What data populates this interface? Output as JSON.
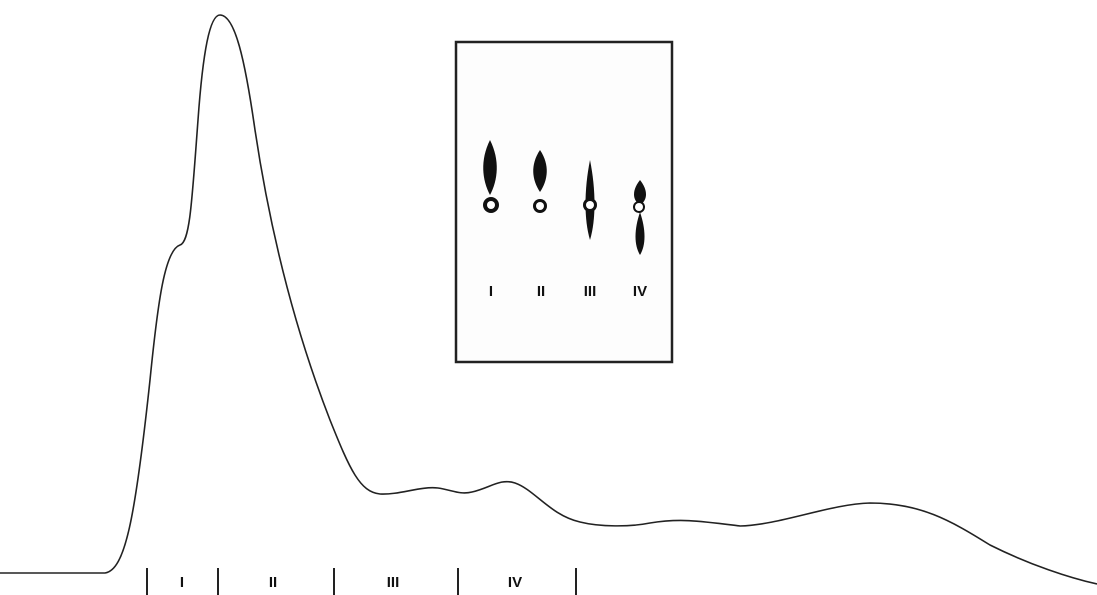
{
  "fractions": [
    "I",
    "II",
    "III",
    "IV"
  ],
  "inset_lanes": [
    "I",
    "II",
    "III",
    "IV"
  ]
}
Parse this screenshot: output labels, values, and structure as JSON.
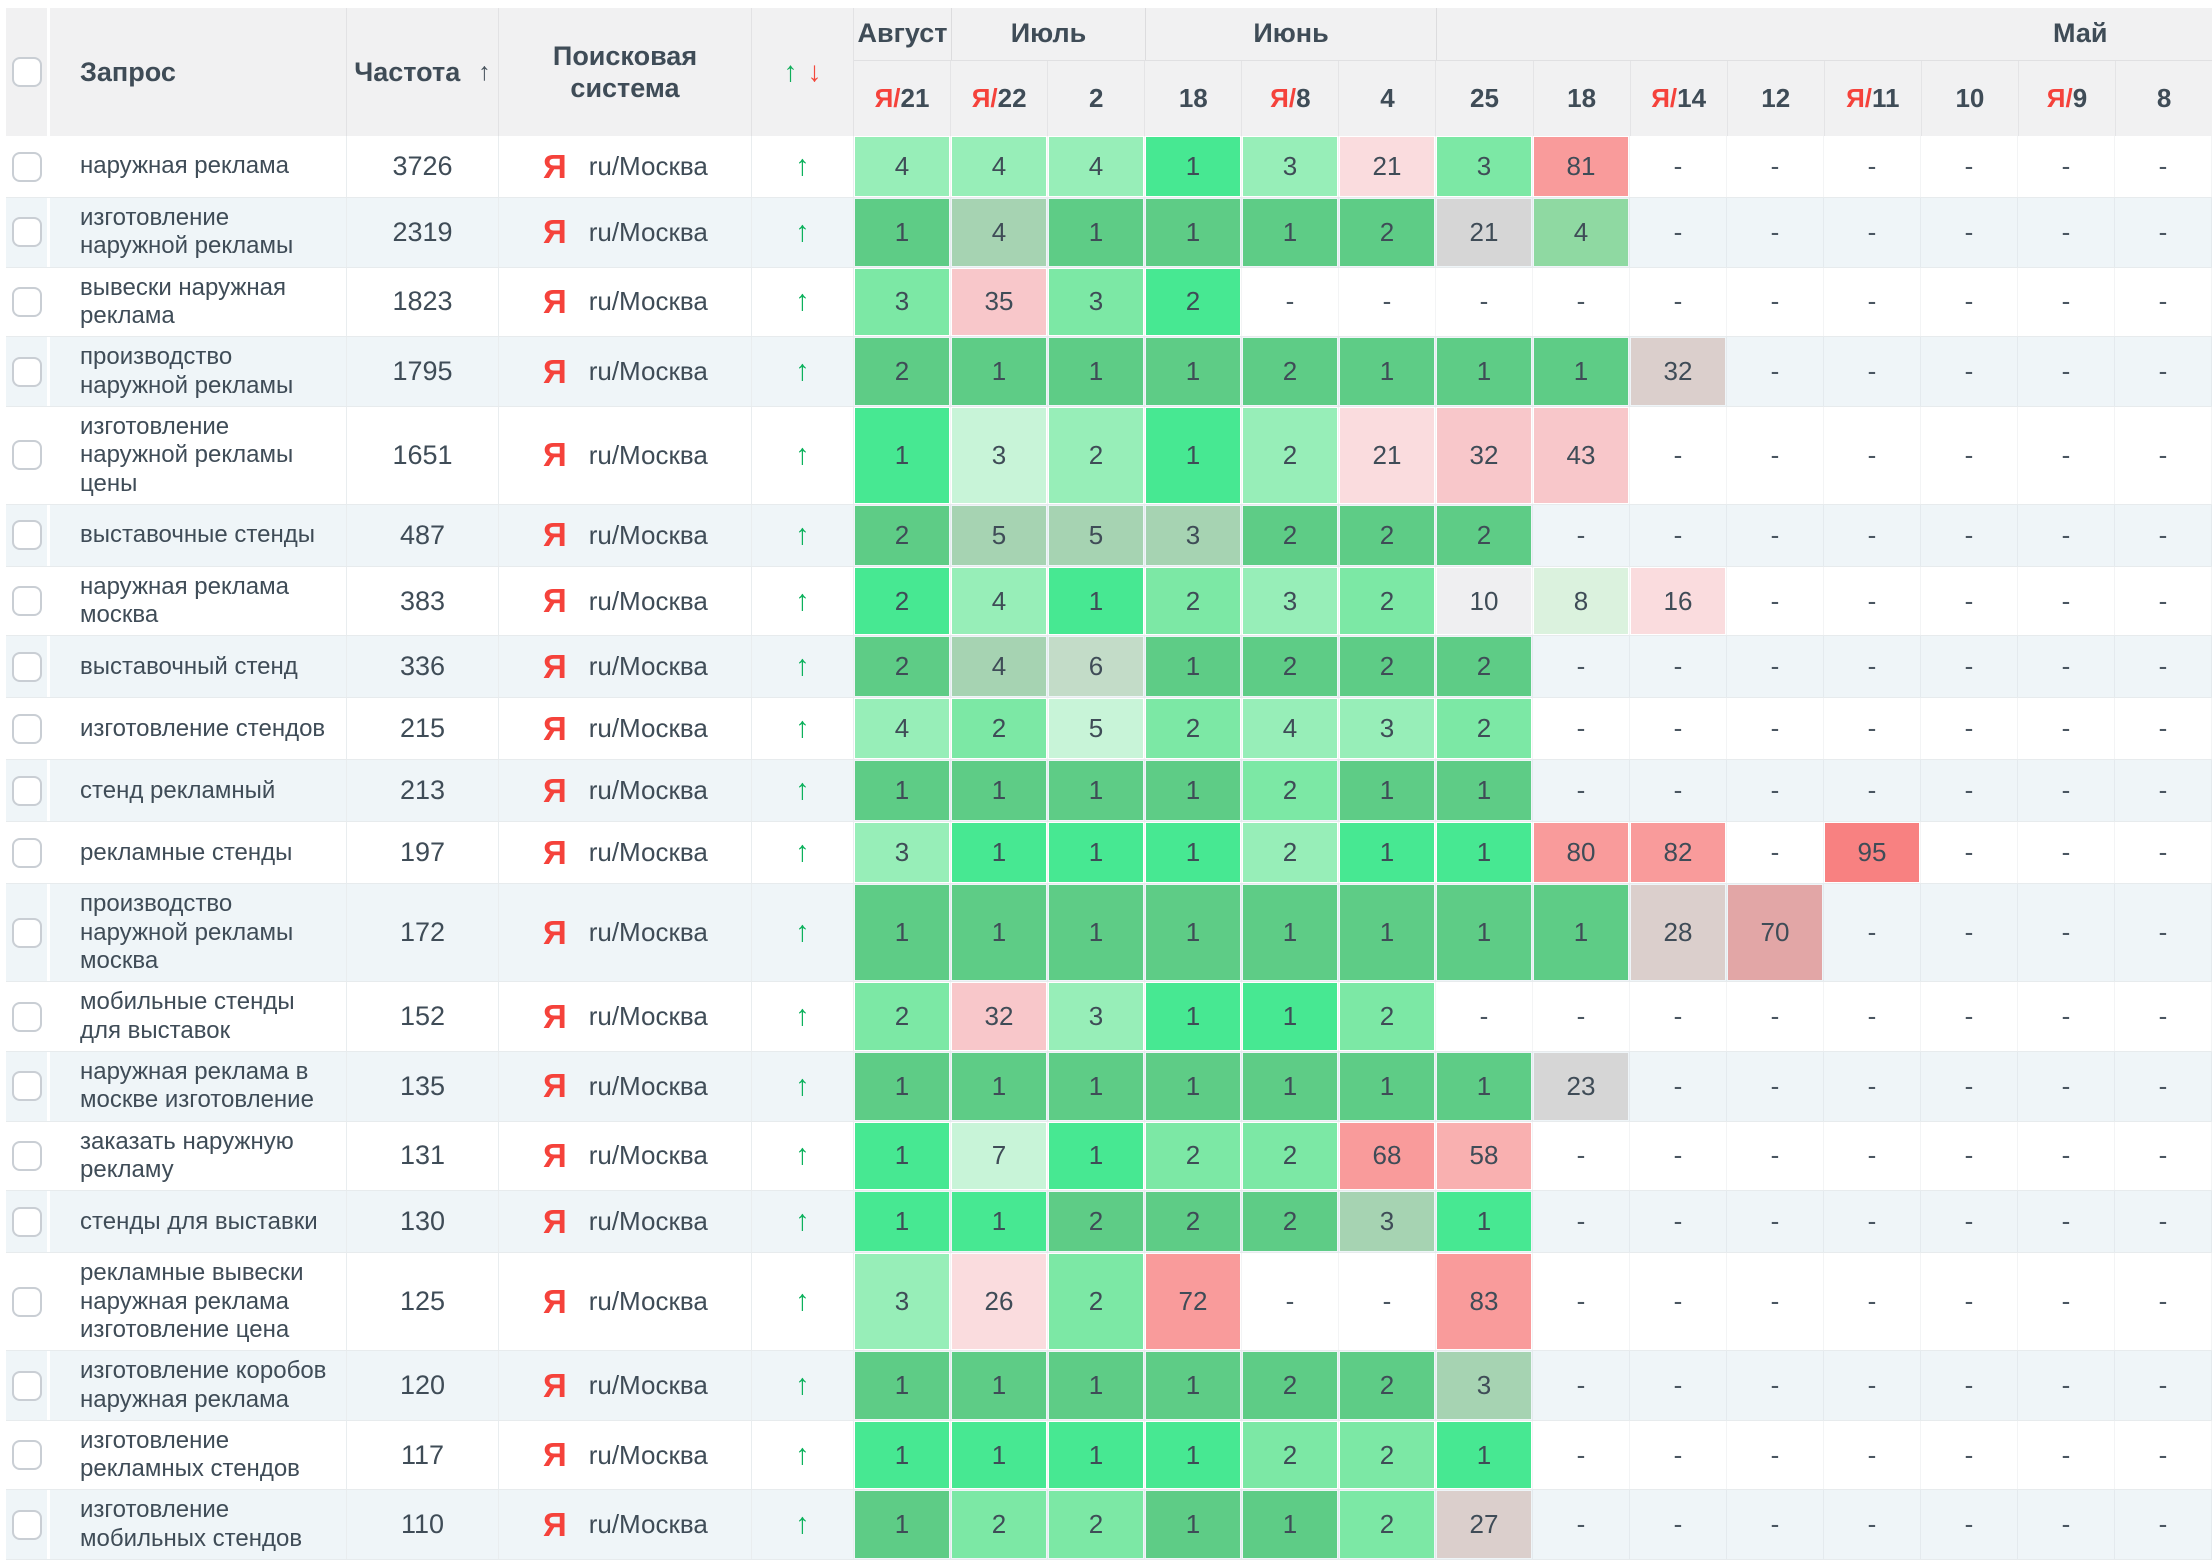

******************************

Pictures stay out; reproduce every line of the records exactly.

* [ANSWER TO THIS EXERCISE]
What data populates this interface? Output as JSON.
{
  "fractions": [
    "I",
    "II",
    "III",
    "IV"
  ],
  "inset_lanes": [
    "I",
    "II",
    "III",
    "IV"
  ]
}
Parse this screenshot: output labels, values, and structure as JSON.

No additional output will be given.